**Aim of the exercise**
Return each line of the data below verbatim; pictures are to be left out.

**Given records**
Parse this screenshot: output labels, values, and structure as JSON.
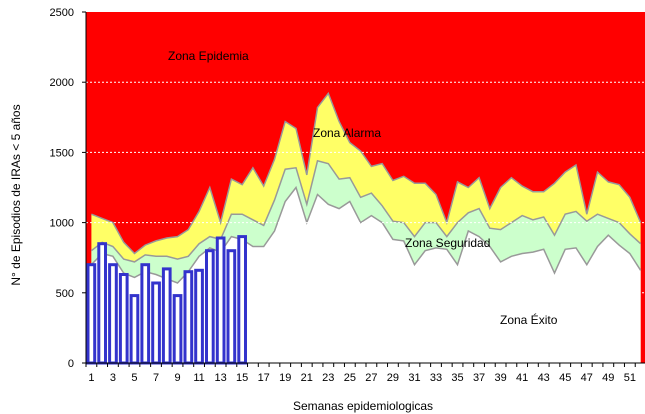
{
  "chart_data": {
    "type": "area",
    "xlabel": "Semanas  epidemiologicas",
    "ylabel": "N° de Episodios de IRAs < 5 años",
    "ylim": [
      0,
      2500
    ],
    "xlim": [
      0.5,
      52.5
    ],
    "y_ticks": [
      0,
      500,
      1000,
      1500,
      2000,
      2500
    ],
    "x_ticks": [
      1,
      3,
      5,
      7,
      9,
      11,
      13,
      15,
      17,
      19,
      21,
      23,
      25,
      27,
      29,
      31,
      33,
      35,
      37,
      39,
      41,
      43,
      45,
      47,
      49,
      51
    ],
    "grid": "horizontal",
    "colors": {
      "epidemia": "#ff0000",
      "alarma": "#ffff66",
      "seguridad": "#ccffcc",
      "exito": "#ffffff",
      "band_edge": "#999999",
      "bars": "#3333cc",
      "grid": "#ffffff"
    },
    "zone_labels": {
      "epidemia": "Zona Epidemia",
      "alarma": "Zona Alarma",
      "seguridad": "Zona Seguridad",
      "exito": "Zona Éxito"
    },
    "weeks": [
      1,
      2,
      3,
      4,
      5,
      6,
      7,
      8,
      9,
      10,
      11,
      12,
      13,
      14,
      15,
      16,
      17,
      18,
      19,
      20,
      21,
      22,
      23,
      24,
      25,
      26,
      27,
      28,
      29,
      30,
      31,
      32,
      33,
      34,
      35,
      36,
      37,
      38,
      39,
      40,
      41,
      42,
      43,
      44,
      45,
      46,
      47,
      48,
      49,
      50,
      51,
      52
    ],
    "alarma_upper": [
      1060,
      1030,
      1000,
      860,
      780,
      840,
      870,
      890,
      900,
      950,
      1080,
      1250,
      1000,
      1310,
      1270,
      1390,
      1260,
      1450,
      1720,
      1670,
      1340,
      1820,
      1920,
      1720,
      1570,
      1510,
      1400,
      1420,
      1300,
      1330,
      1280,
      1280,
      1200,
      1000,
      1290,
      1250,
      1320,
      1100,
      1250,
      1320,
      1260,
      1220,
      1220,
      1280,
      1360,
      1410,
      1060,
      1360,
      1290,
      1270,
      1180,
      1000
    ],
    "seguridad_upper": [
      800,
      860,
      830,
      740,
      720,
      770,
      760,
      760,
      740,
      760,
      850,
      900,
      880,
      1060,
      1060,
      1020,
      980,
      1160,
      1380,
      1390,
      1130,
      1440,
      1420,
      1310,
      1320,
      1180,
      1210,
      1120,
      1010,
      1000,
      900,
      1000,
      1000,
      900,
      1000,
      1070,
      1100,
      960,
      950,
      1000,
      1050,
      1020,
      1040,
      910,
      1060,
      1080,
      1010,
      1060,
      1030,
      1000,
      920,
      850
    ],
    "exito_upper": [
      700,
      780,
      760,
      640,
      610,
      650,
      630,
      600,
      570,
      650,
      760,
      820,
      790,
      900,
      880,
      830,
      830,
      940,
      1150,
      1250,
      1000,
      1200,
      1130,
      1100,
      1150,
      1000,
      1050,
      1000,
      880,
      870,
      700,
      800,
      820,
      810,
      700,
      940,
      900,
      830,
      720,
      760,
      780,
      790,
      810,
      640,
      810,
      820,
      700,
      830,
      910,
      840,
      780,
      660
    ],
    "bars": [
      {
        "week": 1,
        "value": 700
      },
      {
        "week": 2,
        "value": 850
      },
      {
        "week": 3,
        "value": 700
      },
      {
        "week": 4,
        "value": 630
      },
      {
        "week": 5,
        "value": 480
      },
      {
        "week": 6,
        "value": 700
      },
      {
        "week": 7,
        "value": 570
      },
      {
        "week": 8,
        "value": 670
      },
      {
        "week": 9,
        "value": 480
      },
      {
        "week": 10,
        "value": 650
      },
      {
        "week": 11,
        "value": 660
      },
      {
        "week": 12,
        "value": 800
      },
      {
        "week": 13,
        "value": 890
      },
      {
        "week": 14,
        "value": 800
      },
      {
        "week": 15,
        "value": 900
      }
    ]
  }
}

**Exercise solution**
Parse this screenshot: output labels, values, and structure as JSON.
{
  "chart_data": {
    "type": "area",
    "xlabel": "Semanas  epidemiologicas",
    "ylabel": "N° de Episodios de IRAs < 5 años",
    "ylim": [
      0,
      2500
    ],
    "xlim": [
      0.5,
      52.5
    ],
    "y_ticks": [
      0,
      500,
      1000,
      1500,
      2000,
      2500
    ],
    "x_ticks": [
      1,
      3,
      5,
      7,
      9,
      11,
      13,
      15,
      17,
      19,
      21,
      23,
      25,
      27,
      29,
      31,
      33,
      35,
      37,
      39,
      41,
      43,
      45,
      47,
      49,
      51
    ],
    "grid": "horizontal",
    "colors": {
      "epidemia": "#ff0000",
      "alarma": "#ffff66",
      "seguridad": "#ccffcc",
      "exito": "#ffffff",
      "band_edge": "#999999",
      "bars": "#3333cc",
      "grid": "#ffffff"
    },
    "zone_labels": {
      "epidemia": "Zona Epidemia",
      "alarma": "Zona Alarma",
      "seguridad": "Zona Seguridad",
      "exito": "Zona Éxito"
    },
    "weeks": [
      1,
      2,
      3,
      4,
      5,
      6,
      7,
      8,
      9,
      10,
      11,
      12,
      13,
      14,
      15,
      16,
      17,
      18,
      19,
      20,
      21,
      22,
      23,
      24,
      25,
      26,
      27,
      28,
      29,
      30,
      31,
      32,
      33,
      34,
      35,
      36,
      37,
      38,
      39,
      40,
      41,
      42,
      43,
      44,
      45,
      46,
      47,
      48,
      49,
      50,
      51,
      52
    ],
    "alarma_upper": [
      1060,
      1030,
      1000,
      860,
      780,
      840,
      870,
      890,
      900,
      950,
      1080,
      1250,
      1000,
      1310,
      1270,
      1390,
      1260,
      1450,
      1720,
      1670,
      1340,
      1820,
      1920,
      1720,
      1570,
      1510,
      1400,
      1420,
      1300,
      1330,
      1280,
      1280,
      1200,
      1000,
      1290,
      1250,
      1320,
      1100,
      1250,
      1320,
      1260,
      1220,
      1220,
      1280,
      1360,
      1410,
      1060,
      1360,
      1290,
      1270,
      1180,
      1000
    ],
    "seguridad_upper": [
      800,
      860,
      830,
      740,
      720,
      770,
      760,
      760,
      740,
      760,
      850,
      900,
      880,
      1060,
      1060,
      1020,
      980,
      1160,
      1380,
      1390,
      1130,
      1440,
      1420,
      1310,
      1320,
      1180,
      1210,
      1120,
      1010,
      1000,
      900,
      1000,
      1000,
      900,
      1000,
      1070,
      1100,
      960,
      950,
      1000,
      1050,
      1020,
      1040,
      910,
      1060,
      1080,
      1010,
      1060,
      1030,
      1000,
      920,
      850
    ],
    "exito_upper": [
      700,
      780,
      760,
      640,
      610,
      650,
      630,
      600,
      570,
      650,
      760,
      820,
      790,
      900,
      880,
      830,
      830,
      940,
      1150,
      1250,
      1000,
      1200,
      1130,
      1100,
      1150,
      1000,
      1050,
      1000,
      880,
      870,
      700,
      800,
      820,
      810,
      700,
      940,
      900,
      830,
      720,
      760,
      780,
      790,
      810,
      640,
      810,
      820,
      700,
      830,
      910,
      840,
      780,
      660
    ],
    "bars": [
      {
        "week": 1,
        "value": 700
      },
      {
        "week": 2,
        "value": 850
      },
      {
        "week": 3,
        "value": 700
      },
      {
        "week": 4,
        "value": 630
      },
      {
        "week": 5,
        "value": 480
      },
      {
        "week": 6,
        "value": 700
      },
      {
        "week": 7,
        "value": 570
      },
      {
        "week": 8,
        "value": 670
      },
      {
        "week": 9,
        "value": 480
      },
      {
        "week": 10,
        "value": 650
      },
      {
        "week": 11,
        "value": 660
      },
      {
        "week": 12,
        "value": 800
      },
      {
        "week": 13,
        "value": 890
      },
      {
        "week": 14,
        "value": 800
      },
      {
        "week": 15,
        "value": 900
      }
    ]
  }
}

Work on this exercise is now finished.